Material>
--- --- ---

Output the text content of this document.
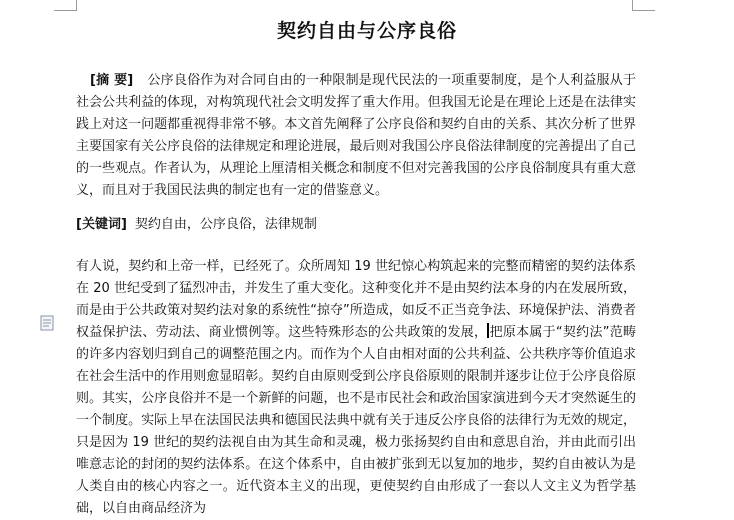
契约自由与公序良俗

[摘 要] 公序良俗作为对合同自由的一种限制是现代民法的一项重要制度，是个人利益服从于社会公共利益的体现，对构筑现代社会文明发挥了重大作用。但我国无论是在理论上还是在法律实践上对这一问题都重视得非常不够。本文首先阐释了公序良俗和契约自由的关系、其次分析了世界主要国家有关公序良俗的法律规定和理论进展，最后则对我国公序良俗法律制度的完善提出了自己的一些观点。作者认为，从理论上厘清相关概念和制度不但对完善我国的公序良俗制度具有重大意义，而且对于我国民法典的制定也有一定的借鉴意义。

[关键词] 契约自由，公序良俗，法律规制

有人说，契约和上帝一样，已经死了。众所周知 19 世纪惊心构筑起来的完整而精密的契约法体系在 20 世纪受到了猛烈冲击，并发生了重大变化。这种变化并不是由契约法本身的内在发展所致，而是由于公共政策对契约法对象的系统性“掠夺”所造成，如反不正当竞争法、环境保护法、消费者权益保护法、劳动法、商业惯例等。这些特殊形态的公共政策的发展， 把原本属于“契约法”范畴的许多内容划归到自己的调整范围之内。而作为个人自由相对面的公共利益、公共秩序等价值追求在社会生活中的作用则愈显昭彰。契约自由原则受到公序良俗原则的限制并逐步让位于公序良俗原则。其实，公序良俗并不是一个新鲜的问题，也不是市民社会和政治国家演进到今天才突然诞生的一个制度。实际上早在法国民法典和德国民法典中就有关于违反公序良俗的法律行为无效的规定，只是因为 19 世纪的契约法视自由为其生命和灵魂，极力张扬契约自由和意思自治，并由此而引出唯意志论的封闭的契约法体系。在这个体系中，自由被扩张到无以复加的地步，契约自由被认为是人类自由的核心内容之一。近代资本主义的出现，更使契约自由形成了一套以人文主义为哲学基础，以自由商品经济为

--- --- ---

Each entry shown above must be quoted exactly, with its pictures left out.

Problem solution>
Output the text content of this document.
契约自由与公序良俗

[摘 要] 公序良俗作为对合同自由的一种限制是现代民法的一项重要制度，是个人利益服从于社会公共利益的体现，对构筑现代社会文明发挥了重大作用。但我国无论是在理论上还是在法律实践上对这一问题都重视得非常不够。本文首先阐释了公序良俗和契约自由的关系、其次分析了世界主要国家有关公序良俗的法律规定和理论进展，最后则对我国公序良俗法律制度的完善提出了自己的一些观点。作者认为，从理论上厘清相关概念和制度不但对完善我国的公序良俗制度具有重大意义，而且对于我国民法典的制定也有一定的借鉴意义。

[关键词] 契约自由，公序良俗，法律规制

有人说，契约和上帝一样，已经死了。众所周知 19 世纪惊心构筑起来的完整而精密的契约法体系在 20 世纪受到了猛烈冲击，并发生了重大变化。这种变化并不是由契约法本身的内在发展所致，而是由于公共政策对契约法对象的系统性“掠夺”所造成，如反不正当竞争法、环境保护法、消费者权益保护法、劳动法、商业惯例等。这些特殊形态的公共政策的发展， 把原本属于“契约法”范畴的许多内容划归到自己的调整范围之内。而作为个人自由相对面的公共利益、公共秩序等价值追求在社会生活中的作用则愈显昭彰。契约自由原则受到公序良俗原则的限制并逐步让位于公序良俗原则。其实，公序良俗并不是一个新鲜的问题，也不是市民社会和政治国家演进到今天才突然诞生的一个制度。实际上早在法国民法典和德国民法典中就有关于违反公序良俗的法律行为无效的规定，只是因为 19 世纪的契约法视自由为其生命和灵魂，极力张扬契约自由和意思自治，并由此而引出唯意志论的封闭的契约法体系。在这个体系中，自由被扩张到无以复加的地步，契约自由被认为是人类自由的核心内容之一。近代资本主义的出现，更使契约自由形成了一套以人文主义为哲学基础，以自由商品经济为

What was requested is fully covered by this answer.